— begin DATA EXTRACT —
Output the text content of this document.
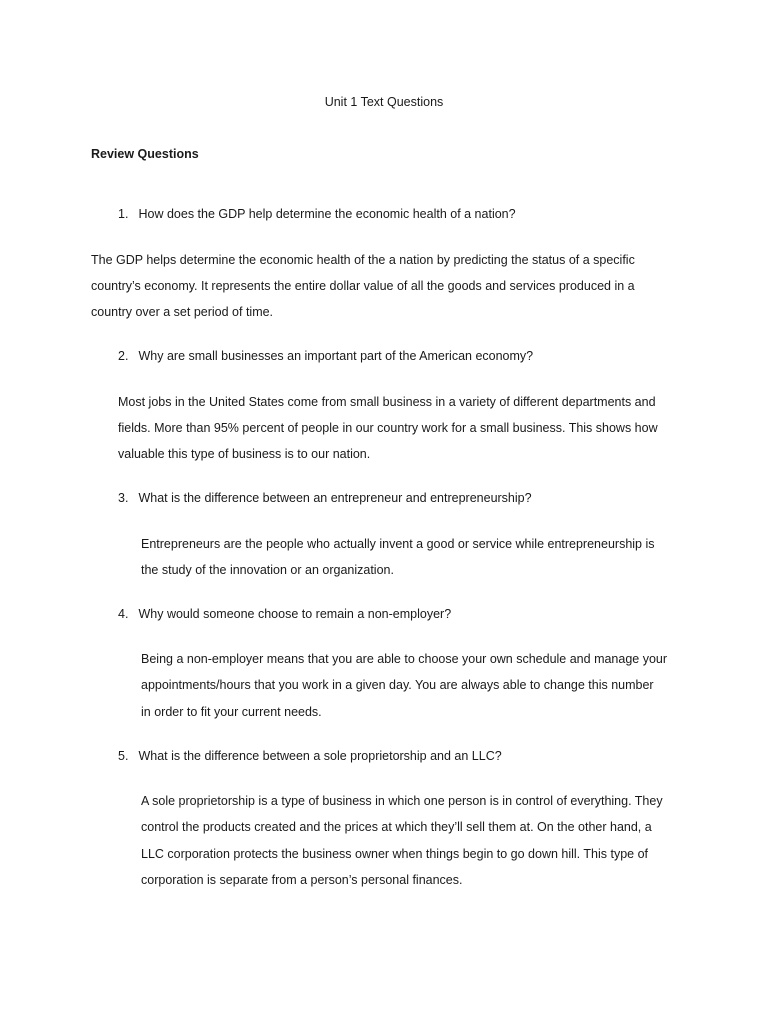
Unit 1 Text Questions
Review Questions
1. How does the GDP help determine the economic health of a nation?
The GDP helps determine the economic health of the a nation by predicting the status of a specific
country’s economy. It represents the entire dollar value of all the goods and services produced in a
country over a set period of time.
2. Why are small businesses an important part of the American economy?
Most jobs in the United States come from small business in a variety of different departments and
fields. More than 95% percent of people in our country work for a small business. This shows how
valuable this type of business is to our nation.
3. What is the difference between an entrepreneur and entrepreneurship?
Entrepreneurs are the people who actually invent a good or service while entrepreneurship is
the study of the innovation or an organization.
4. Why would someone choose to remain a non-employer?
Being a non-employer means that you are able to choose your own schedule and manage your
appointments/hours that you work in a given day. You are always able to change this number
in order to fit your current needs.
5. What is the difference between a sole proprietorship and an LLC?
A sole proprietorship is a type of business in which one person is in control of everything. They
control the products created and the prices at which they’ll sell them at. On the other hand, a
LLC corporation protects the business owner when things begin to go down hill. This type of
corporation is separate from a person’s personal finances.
— end DATA EXTRACT —
— begin DATA EXTRACT —
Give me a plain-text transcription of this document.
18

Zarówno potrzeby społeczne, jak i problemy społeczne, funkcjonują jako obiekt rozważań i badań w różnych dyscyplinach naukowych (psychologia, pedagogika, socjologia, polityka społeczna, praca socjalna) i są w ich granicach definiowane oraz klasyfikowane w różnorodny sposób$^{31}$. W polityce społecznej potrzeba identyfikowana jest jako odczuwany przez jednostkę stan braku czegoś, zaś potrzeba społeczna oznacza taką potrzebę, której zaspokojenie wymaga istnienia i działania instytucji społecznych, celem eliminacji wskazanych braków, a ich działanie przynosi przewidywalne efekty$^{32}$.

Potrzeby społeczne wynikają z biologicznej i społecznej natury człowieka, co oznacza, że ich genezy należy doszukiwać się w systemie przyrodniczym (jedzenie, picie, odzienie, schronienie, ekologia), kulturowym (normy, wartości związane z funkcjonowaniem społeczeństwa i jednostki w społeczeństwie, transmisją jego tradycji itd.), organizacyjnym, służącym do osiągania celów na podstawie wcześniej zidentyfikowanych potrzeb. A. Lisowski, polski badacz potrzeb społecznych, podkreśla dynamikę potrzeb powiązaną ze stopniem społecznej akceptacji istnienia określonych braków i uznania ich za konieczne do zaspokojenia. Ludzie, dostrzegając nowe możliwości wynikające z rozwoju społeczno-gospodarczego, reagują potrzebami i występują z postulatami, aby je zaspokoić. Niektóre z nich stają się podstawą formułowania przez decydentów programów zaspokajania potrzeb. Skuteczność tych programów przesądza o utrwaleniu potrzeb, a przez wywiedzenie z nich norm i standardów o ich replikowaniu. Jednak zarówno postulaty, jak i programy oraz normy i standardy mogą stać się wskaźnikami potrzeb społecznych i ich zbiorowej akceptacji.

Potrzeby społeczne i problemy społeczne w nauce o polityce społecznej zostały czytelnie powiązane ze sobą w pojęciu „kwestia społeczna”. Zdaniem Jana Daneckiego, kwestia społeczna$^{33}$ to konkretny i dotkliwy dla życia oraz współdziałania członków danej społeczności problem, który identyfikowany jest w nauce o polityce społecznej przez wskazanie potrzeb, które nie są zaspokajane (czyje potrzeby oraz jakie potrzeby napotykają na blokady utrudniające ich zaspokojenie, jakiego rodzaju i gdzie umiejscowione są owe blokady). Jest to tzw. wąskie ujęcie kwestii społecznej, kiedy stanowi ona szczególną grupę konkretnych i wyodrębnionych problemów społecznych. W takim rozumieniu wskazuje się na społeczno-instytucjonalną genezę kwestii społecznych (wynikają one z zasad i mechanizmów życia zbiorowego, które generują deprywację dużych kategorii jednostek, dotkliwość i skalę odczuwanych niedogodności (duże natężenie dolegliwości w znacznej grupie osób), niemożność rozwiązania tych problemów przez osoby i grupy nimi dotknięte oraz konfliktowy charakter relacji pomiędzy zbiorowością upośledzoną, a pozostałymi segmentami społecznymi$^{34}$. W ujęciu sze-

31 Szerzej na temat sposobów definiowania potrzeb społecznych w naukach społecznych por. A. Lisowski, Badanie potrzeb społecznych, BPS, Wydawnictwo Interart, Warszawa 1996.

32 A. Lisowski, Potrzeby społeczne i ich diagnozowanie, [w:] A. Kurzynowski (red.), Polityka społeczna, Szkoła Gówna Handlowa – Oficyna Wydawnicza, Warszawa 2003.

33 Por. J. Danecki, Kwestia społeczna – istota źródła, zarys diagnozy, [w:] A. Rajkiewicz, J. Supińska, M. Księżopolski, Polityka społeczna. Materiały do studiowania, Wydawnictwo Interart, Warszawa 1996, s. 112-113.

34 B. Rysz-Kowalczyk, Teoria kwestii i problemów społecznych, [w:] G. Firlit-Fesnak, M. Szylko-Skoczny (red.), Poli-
— end DATA EXTRACT —
Give the number of lines in the records that contain the string "determine", with no other output.

▶ IN RESPONSE
2